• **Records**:
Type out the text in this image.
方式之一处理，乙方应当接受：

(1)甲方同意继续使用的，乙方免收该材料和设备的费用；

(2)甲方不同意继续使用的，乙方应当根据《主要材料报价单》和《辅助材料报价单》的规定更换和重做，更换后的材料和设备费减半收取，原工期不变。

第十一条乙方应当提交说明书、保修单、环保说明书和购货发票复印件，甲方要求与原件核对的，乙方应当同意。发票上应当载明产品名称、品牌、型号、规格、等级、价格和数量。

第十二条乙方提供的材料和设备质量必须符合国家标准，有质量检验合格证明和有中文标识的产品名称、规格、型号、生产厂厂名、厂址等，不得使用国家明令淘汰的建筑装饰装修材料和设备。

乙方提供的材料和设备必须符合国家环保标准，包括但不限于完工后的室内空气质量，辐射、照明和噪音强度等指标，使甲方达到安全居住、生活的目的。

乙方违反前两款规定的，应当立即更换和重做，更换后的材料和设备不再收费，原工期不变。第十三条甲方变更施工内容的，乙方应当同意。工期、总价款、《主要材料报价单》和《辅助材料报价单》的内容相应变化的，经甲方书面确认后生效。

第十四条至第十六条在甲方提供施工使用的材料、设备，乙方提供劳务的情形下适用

• **Written request**:
Please output the entire listing exactly as it stands.

• **Result of this exercise**:
Type out the text in this image.
方式之一处理，乙方应当接受：

(1)甲方同意继续使用的，乙方免收该材料和设备的费用；

(2)甲方不同意继续使用的，乙方应当根据《主要材料报价单》和《辅助材料报价单》的规定更换和重做，更换后的材料和设备费减半收取，原工期不变。

第十一条乙方应当提交说明书、保修单、环保说明书和购货发票复印件，甲方要求与原件核对的，乙方应当同意。发票上应当载明产品名称、品牌、型号、规格、等级、价格和数量。

第十二条乙方提供的材料和设备质量必须符合国家标准，有质量检验合格证明和有中文标识的产品名称、规格、型号、生产厂厂名、厂址等，不得使用国家明令淘汰的建筑装饰装修材料和设备。

乙方提供的材料和设备必须符合国家环保标准，包括但不限于完工后的室内空气质量，辐射、照明和噪音强度等指标，使甲方达到安全居住、生活的目的。

乙方违反前两款规定的，应当立即更换和重做，更换后的材料和设备不再收费，原工期不变。第十三条甲方变更施工内容的，乙方应当同意。工期、总价款、《主要材料报价单》和《辅助材料报价单》的内容相应变化的，经甲方书面确认后生效。

第十四条至第十六条在甲方提供施工使用的材料、设备，乙方提供劳务的情形下适用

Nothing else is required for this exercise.